═══ Exercise input ═══
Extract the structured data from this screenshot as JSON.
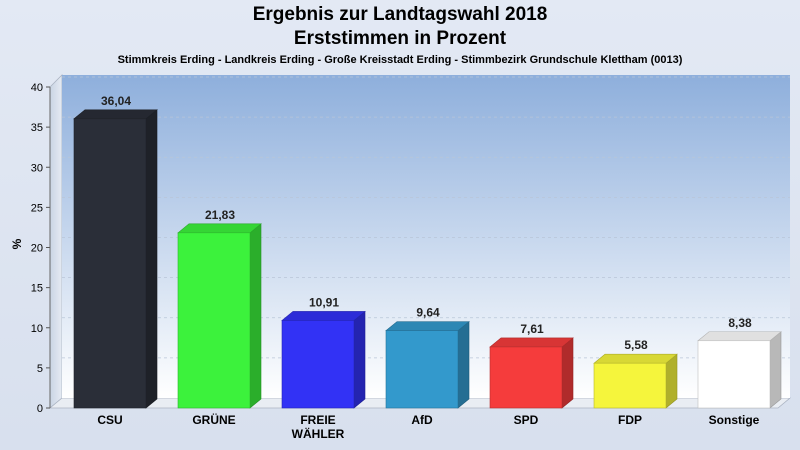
{
  "title": "Ergebnis zur Landtagswahl 2018",
  "subtitle": "Erststimmen in Prozent",
  "caption": "Stimmkreis Erding - Landkreis Erding - Große Kreisstadt Erding - Stimmbezirk Grundschule Klettham (0013)",
  "chart_data": {
    "type": "bar",
    "title": "Ergebnis zur Landtagswahl 2018",
    "subtitle": "Erststimmen in Prozent",
    "ylabel": "%",
    "xlabel": "",
    "ylim": [
      0,
      40
    ],
    "yticks": [
      0,
      5,
      10,
      15,
      20,
      25,
      30,
      35,
      40
    ],
    "grid": true,
    "categories": [
      "CSU",
      "GRÜNE",
      "FREIE\nWÄHLER",
      "AfD",
      "SPD",
      "FDP",
      "Sonstige"
    ],
    "values": [
      36.04,
      21.83,
      10.91,
      9.64,
      7.61,
      5.58,
      8.38
    ],
    "value_labels": [
      "36,04",
      "21,83",
      "10,91",
      "9,64",
      "7,61",
      "5,58",
      "8,38"
    ],
    "colors": [
      "#2a2e38",
      "#3cf23c",
      "#3232f5",
      "#3399cc",
      "#f53c3c",
      "#f5f53c",
      "#ffffff"
    ]
  }
}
═══
Exercise description:
Looking back at the lines above, state how many contain the word "Erststimmen", and supply nothing besides the number.

Result:
2